Material for this task
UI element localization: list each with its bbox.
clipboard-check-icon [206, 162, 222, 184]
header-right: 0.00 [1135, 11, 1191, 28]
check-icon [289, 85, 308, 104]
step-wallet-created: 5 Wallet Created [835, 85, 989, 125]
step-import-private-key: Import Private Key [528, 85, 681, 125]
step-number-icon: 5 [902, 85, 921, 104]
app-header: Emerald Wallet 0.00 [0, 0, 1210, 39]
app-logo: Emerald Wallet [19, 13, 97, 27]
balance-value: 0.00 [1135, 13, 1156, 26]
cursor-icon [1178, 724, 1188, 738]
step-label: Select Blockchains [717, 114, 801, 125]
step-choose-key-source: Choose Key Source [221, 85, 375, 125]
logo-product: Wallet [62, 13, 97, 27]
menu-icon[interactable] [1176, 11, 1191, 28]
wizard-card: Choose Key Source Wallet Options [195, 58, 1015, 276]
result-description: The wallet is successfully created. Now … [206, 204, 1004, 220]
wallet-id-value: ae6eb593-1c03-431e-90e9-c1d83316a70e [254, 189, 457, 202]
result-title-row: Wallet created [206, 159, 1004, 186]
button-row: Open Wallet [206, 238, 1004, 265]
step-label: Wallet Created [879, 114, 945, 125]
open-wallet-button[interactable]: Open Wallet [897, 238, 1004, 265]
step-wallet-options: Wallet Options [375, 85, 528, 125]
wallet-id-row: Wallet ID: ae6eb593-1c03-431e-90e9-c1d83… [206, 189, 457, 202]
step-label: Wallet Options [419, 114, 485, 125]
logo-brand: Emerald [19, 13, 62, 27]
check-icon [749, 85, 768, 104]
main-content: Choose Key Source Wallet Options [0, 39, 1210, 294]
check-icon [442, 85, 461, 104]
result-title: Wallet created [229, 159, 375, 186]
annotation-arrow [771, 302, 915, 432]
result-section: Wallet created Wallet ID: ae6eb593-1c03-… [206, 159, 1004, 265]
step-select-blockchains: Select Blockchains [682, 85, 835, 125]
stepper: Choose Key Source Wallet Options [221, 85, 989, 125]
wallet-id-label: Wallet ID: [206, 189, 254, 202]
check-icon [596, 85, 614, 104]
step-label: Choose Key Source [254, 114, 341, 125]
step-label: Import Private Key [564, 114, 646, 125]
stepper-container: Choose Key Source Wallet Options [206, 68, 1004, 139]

Required task
Reproduce the material above line for line, without changing any character.

Task answer
UI element localization: list each with its bbox.
clipboard-check-icon [206, 162, 222, 184]
header-right: 0.00 [1135, 11, 1191, 28]
check-icon [289, 85, 308, 104]
step-wallet-created: 5 Wallet Created [835, 85, 989, 125]
step-import-private-key: Import Private Key [528, 85, 681, 125]
step-number-icon: 5 [902, 85, 921, 104]
app-header: Emerald Wallet 0.00 [0, 0, 1210, 39]
app-logo: Emerald Wallet [19, 13, 97, 27]
balance-value: 0.00 [1135, 13, 1156, 26]
cursor-icon [1178, 724, 1188, 738]
step-label: Select Blockchains [717, 114, 801, 125]
step-choose-key-source: Choose Key Source [221, 85, 375, 125]
logo-product: Wallet [62, 13, 97, 27]
menu-icon[interactable] [1176, 11, 1191, 28]
wizard-card: Choose Key Source Wallet Options [195, 58, 1015, 276]
result-description: The wallet is successfully created. Now … [206, 204, 1004, 220]
wallet-id-value: ae6eb593-1c03-431e-90e9-c1d83316a70e [254, 189, 457, 202]
result-title-row: Wallet created [206, 159, 1004, 186]
button-row: Open Wallet [206, 238, 1004, 265]
step-label: Wallet Created [879, 114, 945, 125]
open-wallet-button[interactable]: Open Wallet [897, 238, 1004, 265]
step-wallet-options: Wallet Options [375, 85, 528, 125]
wallet-id-row: Wallet ID: ae6eb593-1c03-431e-90e9-c1d83… [206, 189, 457, 202]
step-label: Wallet Options [419, 114, 485, 125]
logo-brand: Emerald [19, 13, 62, 27]
check-icon [749, 85, 768, 104]
main-content: Choose Key Source Wallet Options [0, 39, 1210, 294]
check-icon [442, 85, 461, 104]
result-title: Wallet created [229, 159, 375, 186]
annotation-arrow [771, 302, 915, 432]
result-section: Wallet created Wallet ID: ae6eb593-1c03-… [206, 159, 1004, 265]
step-select-blockchains: Select Blockchains [682, 85, 835, 125]
stepper: Choose Key Source Wallet Options [221, 85, 989, 125]
wallet-id-label: Wallet ID: [206, 189, 254, 202]
check-icon [596, 85, 614, 104]
step-label: Choose Key Source [254, 114, 341, 125]
step-label: Import Private Key [564, 114, 646, 125]
stepper-container: Choose Key Source Wallet Options [206, 68, 1004, 139]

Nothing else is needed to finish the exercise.